Beberapa wajib pajak yang kategori menengah ke bawah yang dikejar, sedangkan orang menengah ke atas dibiarkan. Faktanya, banyak sekali mobil mewah punya tunggakan.

JAKARTA - Kebijakan Gubernur DKI Jakarta, Anies Baswedan, dengan memberikan keringanan pajak dan diskon terhadap penunggak pajak adalah kebijakan yang diskriminatif. Program keringanan pajak sering kali diluncurkan mendekati akhir tahun dengan dalih tunggakan pajak masih tinggi menandakan bahwa petugas pajak tidak kreatif dan tidak tegas.

"Faktor utama kebijakannya tidak jelas. Karena kebijakan penghapusan pajak setiap tahun diberlakukan keringanan pajak, tapi tunggakan pajaknya tetap saja tinggi," kata Direktur Pusat Kajian Kebijakan Publik Universitas Trisakti, Trubus Rahadiansyah, di Jakarta, Rabu (18/9).

Dia juga menilai bahwa petugas pajak yang telah mendapat gaji besar tidak proaktif membuat program yang bisa meminimalisir tunggakan pajak itu. Bahkan, katanya, Gubernur DKI Jakarta dan petinggi lainnya mendapat upah pungut pajak yang cukup besar, namun perolehan penerimaan pajak tidak berbanding lurus dengan upah pungut tersebut.

====================

- Tugas yang Diminta 1 -
Ringkaslah paragraf dalam teks tentang kebijakan pajak DKI Jakarta yang diawali "Dia juga menilai" menjadi daftar butir singkat tanpa menghilangkan fakta utamanya.
- Tugas yang Diminta 2 -
Tuliskan kembali secara persis bagian teks tentang kebijakan pajak DKI Jakarta, dimulai dari kata-kata yang memuat "Beberapa wajib pajak" dan berhenti setelah "dan tidak tegas.".

- Data -
====================

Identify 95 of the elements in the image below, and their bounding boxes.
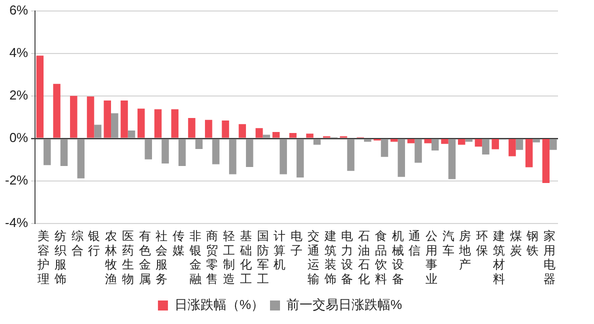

====================

- Penyelesaian Soal 1 -
- Petugas pajak sudah bergaji besar, tetapi tidak proaktif membuat program untuk meminimalkan tunggakan pajak.
- Gubernur DKI Jakarta dan petinggi lainnya menerima upah pungut pajak yang cukup besar.
- Penerimaan pajak tidak berbanding lurus dengan upah pungut tersebut.

- Penyelesaian Soal 2 -
Beberapa wajib pajak yang kategori menengah ke bawah yang dikejar, sedangkan orang menengah ke atas dibiarkan. Faktanya, banyak sekali mobil mewah punya tunggakan.

JAKARTA - Kebijakan Gubernur DKI Jakarta, Anies Baswedan, dengan memberikan keringanan pajak dan diskon terhadap penunggak pajak adalah kebijakan yang diskriminatif. Program keringanan pajak sering kali diluncurkan mendekati akhir tahun dengan dalih tunggakan pajak masih tinggi menandakan bahwa petugas pajak tidak kreatif dan tidak tegas.